[start Records for processing]

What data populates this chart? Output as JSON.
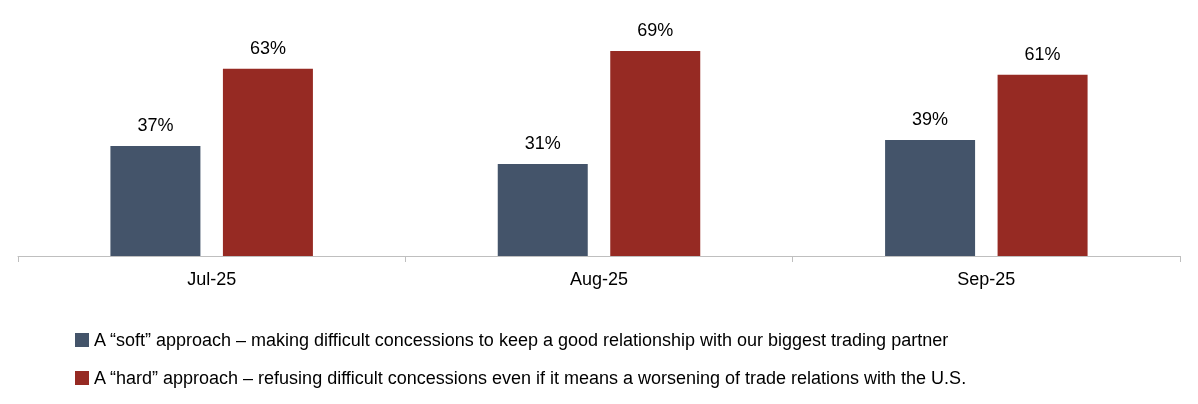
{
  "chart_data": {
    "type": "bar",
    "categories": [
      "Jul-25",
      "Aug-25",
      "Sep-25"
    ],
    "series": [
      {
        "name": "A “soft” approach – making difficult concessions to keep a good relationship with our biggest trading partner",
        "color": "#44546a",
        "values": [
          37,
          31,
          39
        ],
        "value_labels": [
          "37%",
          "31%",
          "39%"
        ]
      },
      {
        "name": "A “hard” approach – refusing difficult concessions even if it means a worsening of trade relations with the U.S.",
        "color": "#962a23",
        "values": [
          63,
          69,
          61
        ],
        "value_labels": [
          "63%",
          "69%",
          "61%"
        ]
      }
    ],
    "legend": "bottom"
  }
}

[end Records for processing]

Exercise - Take the listing above and print it exactly, apart from the pictures.

Response to the exercise -
What data populates this chart? Output as JSON.
{
  "chart_data": {
    "type": "bar",
    "categories": [
      "Jul-25",
      "Aug-25",
      "Sep-25"
    ],
    "series": [
      {
        "name": "A “soft” approach – making difficult concessions to keep a good relationship with our biggest trading partner",
        "color": "#44546a",
        "values": [
          37,
          31,
          39
        ],
        "value_labels": [
          "37%",
          "31%",
          "39%"
        ]
      },
      {
        "name": "A “hard” approach – refusing difficult concessions even if it means a worsening of trade relations with the U.S.",
        "color": "#962a23",
        "values": [
          63,
          69,
          61
        ],
        "value_labels": [
          "63%",
          "69%",
          "61%"
        ]
      }
    ],
    "legend": "bottom"
  }
}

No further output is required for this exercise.